• _PASSAGE FOURNI_
Les Dépêches de Brazzaville : Pourquoi la tenue de ce Forum des femmes à Kinshasa ?
Yamina Benguigi : Dès ma prise de fonction, j’ai fait le constat que les droits des femmes francophones régressaient et que dans tous les conflits, leur intégrité et leur dignité étaient menacées. J’ai constaté que dans certains pays de l’espace francophone, des femmes sont en perte de droit ; d’autres sont utilisées comme armes de guerre dans les conflits armés ; pour d’autres encore, l’accès à l’éducation est interdit ; d’autres, enfin, ne bénéficient pas des droits à la santé et à l’égalité.
Ce forum est né d’une indignation. Les acquis des femmes ne seront jamais des acquis. Il ne peut pas y avoir de démocratie, de développement et de paix sans l’action et la participation des femmes à tous les niveaux, car le statut des femmes est le baromètre implacable de l’avancée démocratique des sociétés.
J’ai annoncé le 13 octobre 2012 à Kinshasa pendant le sommet de la Francophonie la création du premier forum mondial des femmes francophones, qui a accueilli en mars 2013 plus de 700 femmes des 77 pays de l’espace francophone.
Les travaux de ce forum ont posé la nécessité de porter les fondations d’un nouveau statut des femmes francophones : leur appel a été remis au président François Hollande, et je me suis engagée à porter le droit des femmes francophones comme une priorité de mon ministère en mettant en place plusieurs actions.
J’ai demandé à l’OIF, au nom de ces femmes francophones, la mise en place d’un réseau francophone égalité femme-homme. En septembre 2013, en marge de l’Assemblée générale des Nations unies, j’ai réuni un groupe d’experts de haut niveau pour définir les bases du prochain forum mondial des femmes francophones.

• _SECTION DES DONNÉES_
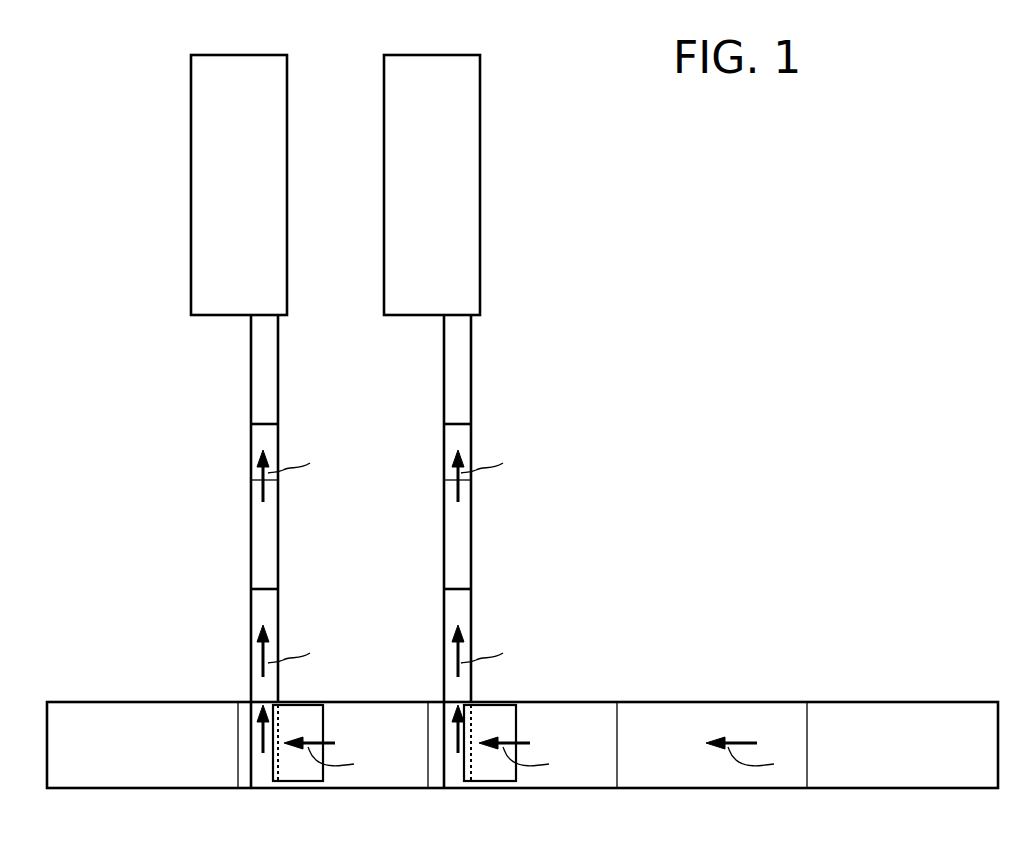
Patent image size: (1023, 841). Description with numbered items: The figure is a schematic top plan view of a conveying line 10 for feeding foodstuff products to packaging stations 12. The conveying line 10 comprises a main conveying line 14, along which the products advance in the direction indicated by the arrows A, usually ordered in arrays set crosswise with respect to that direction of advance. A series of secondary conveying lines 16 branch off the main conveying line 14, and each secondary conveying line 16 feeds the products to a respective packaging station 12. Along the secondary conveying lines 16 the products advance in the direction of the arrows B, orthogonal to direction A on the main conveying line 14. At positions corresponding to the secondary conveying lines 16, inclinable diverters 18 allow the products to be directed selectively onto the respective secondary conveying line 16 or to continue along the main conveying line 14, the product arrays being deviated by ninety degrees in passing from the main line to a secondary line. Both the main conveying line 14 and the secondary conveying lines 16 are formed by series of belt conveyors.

• _VOTRE TRAVAIL_
1. Pour chacune des affirmations suivantes, indiquez par oui ou par non si elle concorde avec le passage fourni, en citant à l’identique les mots qui tranchent : (a) le premier forum mondial des femmes francophones a accueilli plus de 700 femmes ; (b) l’appel du forum a été remis au secrétaire général des Nations unies ; (c) la création du forum a été annoncée à Paris.
2. Résumez le passage fourni en deux phrases.
3. Répondez brièvement à ces questions sur le passage fourni :
(a) À quelle date la création du forum a-t-elle été annoncée ?
(b) De quoi le statut des femmes est-il le baromètre selon le passage ?
(c) En marge de quel événement un groupe d’experts a-t-il été réuni en septembre 2013 ?

• _EN RÉPONSE_
1.
(a) Oui : « qui a accueilli en mars 2013 plus de 700 femmes des 77 pays de l’espace francophone ».
(b) Non : « leur appel a été remis au président François Hollande ».
(c) Non : « J’ai annoncé le 13 octobre 2012 à Kinshasa pendant le sommet de la Francophonie la création du premier forum mondial des femmes francophones ».

2. Constatant que les droits des femmes francophones régressaient, Yamina Benguigi a annoncé en octobre 2012 à Kinshasa la création du premier forum mondial des femmes francophones, qui a réuni en mars 2013 plus de 700 femmes de 77 pays. L’appel issu de ce forum a été remis au président François Hollande, et elle s’est engagée à faire du droit des femmes francophones une priorité de son ministère, notamment en demandant à l’OIF un réseau francophone égalité femme-homme.

3.
(a) Le 13 octobre 2012.
(b) De l’avancée démocratique des sociétés.
(c) De l’Assemblée générale des Nations unies.